(Provided data Opens)

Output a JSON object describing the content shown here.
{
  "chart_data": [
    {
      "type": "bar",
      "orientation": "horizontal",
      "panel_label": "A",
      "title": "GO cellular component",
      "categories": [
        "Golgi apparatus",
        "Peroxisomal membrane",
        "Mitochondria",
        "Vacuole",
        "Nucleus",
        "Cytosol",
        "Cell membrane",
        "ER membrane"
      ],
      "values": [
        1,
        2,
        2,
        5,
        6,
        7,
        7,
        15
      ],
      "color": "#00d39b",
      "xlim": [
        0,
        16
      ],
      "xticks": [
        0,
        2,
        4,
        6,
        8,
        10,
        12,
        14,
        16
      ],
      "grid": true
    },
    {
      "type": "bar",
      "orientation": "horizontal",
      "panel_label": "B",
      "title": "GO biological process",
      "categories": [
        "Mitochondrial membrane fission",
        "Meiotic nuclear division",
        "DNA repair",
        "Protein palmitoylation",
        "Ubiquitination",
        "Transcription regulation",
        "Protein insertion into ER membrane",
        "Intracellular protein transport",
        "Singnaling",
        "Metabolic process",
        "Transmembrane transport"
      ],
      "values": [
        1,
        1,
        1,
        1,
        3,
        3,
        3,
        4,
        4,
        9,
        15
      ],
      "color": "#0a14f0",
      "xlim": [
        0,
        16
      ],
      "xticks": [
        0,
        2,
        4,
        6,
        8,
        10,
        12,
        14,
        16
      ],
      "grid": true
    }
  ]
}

(Provided data Closes)

What to produce:
Retype all of the data word for word.

Finished task:
Output a JSON object describing the content shown here.
{
  "chart_data": [
    {
      "type": "bar",
      "orientation": "horizontal",
      "panel_label": "A",
      "title": "GO cellular component",
      "categories": [
        "Golgi apparatus",
        "Peroxisomal membrane",
        "Mitochondria",
        "Vacuole",
        "Nucleus",
        "Cytosol",
        "Cell membrane",
        "ER membrane"
      ],
      "values": [
        1,
        2,
        2,
        5,
        6,
        7,
        7,
        15
      ],
      "color": "#00d39b",
      "xlim": [
        0,
        16
      ],
      "xticks": [
        0,
        2,
        4,
        6,
        8,
        10,
        12,
        14,
        16
      ],
      "grid": true
    },
    {
      "type": "bar",
      "orientation": "horizontal",
      "panel_label": "B",
      "title": "GO biological process",
      "categories": [
        "Mitochondrial membrane fission",
        "Meiotic nuclear division",
        "DNA repair",
        "Protein palmitoylation",
        "Ubiquitination",
        "Transcription regulation",
        "Protein insertion into ER membrane",
        "Intracellular protein transport",
        "Singnaling",
        "Metabolic process",
        "Transmembrane transport"
      ],
      "values": [
        1,
        1,
        1,
        1,
        3,
        3,
        3,
        4,
        4,
        9,
        15
      ],
      "color": "#0a14f0",
      "xlim": [
        0,
        16
      ],
      "xticks": [
        0,
        2,
        4,
        6,
        8,
        10,
        12,
        14,
        16
      ],
      "grid": true
    }
  ]
}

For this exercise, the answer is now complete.